(Data listing)
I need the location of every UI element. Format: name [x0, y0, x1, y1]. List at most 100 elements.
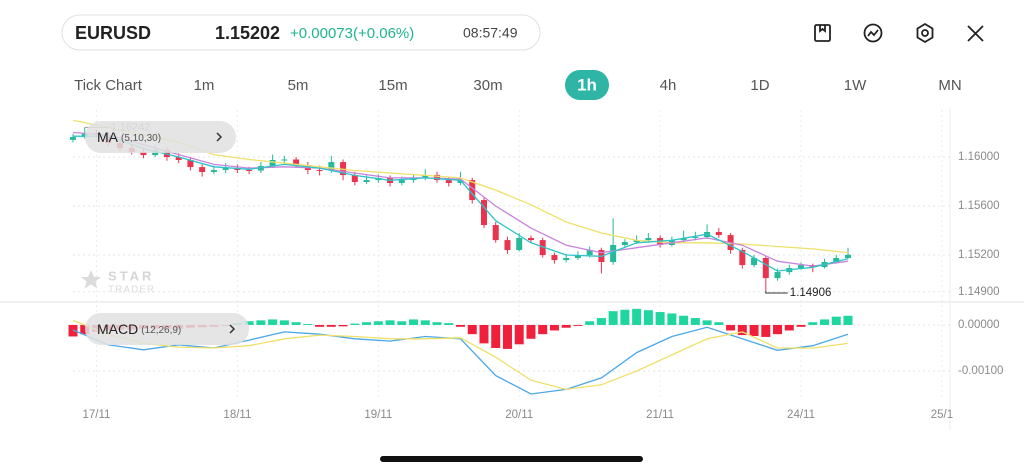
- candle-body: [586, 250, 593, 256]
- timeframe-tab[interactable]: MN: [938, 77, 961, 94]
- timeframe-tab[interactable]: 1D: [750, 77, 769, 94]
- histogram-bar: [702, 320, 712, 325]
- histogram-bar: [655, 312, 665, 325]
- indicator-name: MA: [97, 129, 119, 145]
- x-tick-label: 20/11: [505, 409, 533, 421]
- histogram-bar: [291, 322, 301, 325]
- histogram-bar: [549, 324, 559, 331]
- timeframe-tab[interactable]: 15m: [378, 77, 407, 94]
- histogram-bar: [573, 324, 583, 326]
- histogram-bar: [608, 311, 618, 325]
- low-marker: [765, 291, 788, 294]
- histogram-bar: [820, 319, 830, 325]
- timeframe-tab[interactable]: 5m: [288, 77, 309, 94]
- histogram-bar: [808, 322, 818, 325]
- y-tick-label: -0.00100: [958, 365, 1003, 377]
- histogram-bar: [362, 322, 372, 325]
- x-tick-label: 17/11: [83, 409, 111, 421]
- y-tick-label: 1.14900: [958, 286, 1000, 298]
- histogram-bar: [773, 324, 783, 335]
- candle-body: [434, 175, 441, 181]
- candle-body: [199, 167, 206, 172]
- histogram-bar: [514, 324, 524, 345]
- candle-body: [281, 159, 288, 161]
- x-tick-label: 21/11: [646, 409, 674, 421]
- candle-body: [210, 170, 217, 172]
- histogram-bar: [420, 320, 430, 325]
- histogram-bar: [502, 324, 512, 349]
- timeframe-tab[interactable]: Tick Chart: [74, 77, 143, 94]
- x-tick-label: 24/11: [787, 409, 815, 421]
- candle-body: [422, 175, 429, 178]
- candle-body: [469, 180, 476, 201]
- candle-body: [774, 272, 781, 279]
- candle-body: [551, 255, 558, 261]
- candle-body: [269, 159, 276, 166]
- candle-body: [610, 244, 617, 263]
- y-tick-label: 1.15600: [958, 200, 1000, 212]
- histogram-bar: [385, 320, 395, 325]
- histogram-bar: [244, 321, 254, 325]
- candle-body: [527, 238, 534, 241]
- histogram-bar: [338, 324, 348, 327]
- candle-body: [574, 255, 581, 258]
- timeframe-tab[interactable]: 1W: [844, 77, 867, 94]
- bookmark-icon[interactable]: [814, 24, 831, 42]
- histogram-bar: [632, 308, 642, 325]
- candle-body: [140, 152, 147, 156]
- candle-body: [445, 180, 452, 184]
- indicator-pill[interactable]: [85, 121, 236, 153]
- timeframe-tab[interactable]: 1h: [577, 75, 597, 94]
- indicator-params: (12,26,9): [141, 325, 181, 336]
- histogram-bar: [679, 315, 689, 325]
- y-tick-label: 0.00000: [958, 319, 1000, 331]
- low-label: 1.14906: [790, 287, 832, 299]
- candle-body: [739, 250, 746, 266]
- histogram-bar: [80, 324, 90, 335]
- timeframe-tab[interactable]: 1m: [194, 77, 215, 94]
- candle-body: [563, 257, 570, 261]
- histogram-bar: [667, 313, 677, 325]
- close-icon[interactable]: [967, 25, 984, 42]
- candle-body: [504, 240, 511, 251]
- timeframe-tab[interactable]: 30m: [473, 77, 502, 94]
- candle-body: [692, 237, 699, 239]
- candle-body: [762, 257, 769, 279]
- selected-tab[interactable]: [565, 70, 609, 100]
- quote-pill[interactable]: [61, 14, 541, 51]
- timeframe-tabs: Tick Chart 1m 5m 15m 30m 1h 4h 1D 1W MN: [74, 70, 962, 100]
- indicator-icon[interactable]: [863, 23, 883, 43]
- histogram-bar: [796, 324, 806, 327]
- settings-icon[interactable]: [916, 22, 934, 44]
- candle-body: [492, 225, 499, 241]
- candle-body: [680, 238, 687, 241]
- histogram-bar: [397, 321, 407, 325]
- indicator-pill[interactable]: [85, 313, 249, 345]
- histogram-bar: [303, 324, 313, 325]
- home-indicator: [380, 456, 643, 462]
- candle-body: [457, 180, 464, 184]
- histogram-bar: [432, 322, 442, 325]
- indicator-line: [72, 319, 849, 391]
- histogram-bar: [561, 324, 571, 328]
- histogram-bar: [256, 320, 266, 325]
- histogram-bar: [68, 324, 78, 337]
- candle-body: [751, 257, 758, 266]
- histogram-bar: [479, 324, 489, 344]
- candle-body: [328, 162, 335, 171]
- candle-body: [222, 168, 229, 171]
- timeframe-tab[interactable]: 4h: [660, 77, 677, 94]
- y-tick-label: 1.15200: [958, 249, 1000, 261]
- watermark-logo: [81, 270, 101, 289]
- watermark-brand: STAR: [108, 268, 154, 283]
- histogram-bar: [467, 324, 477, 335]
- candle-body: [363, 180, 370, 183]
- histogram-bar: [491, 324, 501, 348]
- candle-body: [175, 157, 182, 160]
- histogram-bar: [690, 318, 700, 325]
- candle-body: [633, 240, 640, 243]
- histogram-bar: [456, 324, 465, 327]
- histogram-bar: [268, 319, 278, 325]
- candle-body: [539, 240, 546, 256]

** Problem details **
Which lines of the material above contain the string "name", with case counting? Show each of those lines in full.

** Solved problem **
I need the location of every UI element. Format: name [x0, y0, x1, y1]. List at most 100 elements.
- indicator-name: MA: [97, 129, 119, 145]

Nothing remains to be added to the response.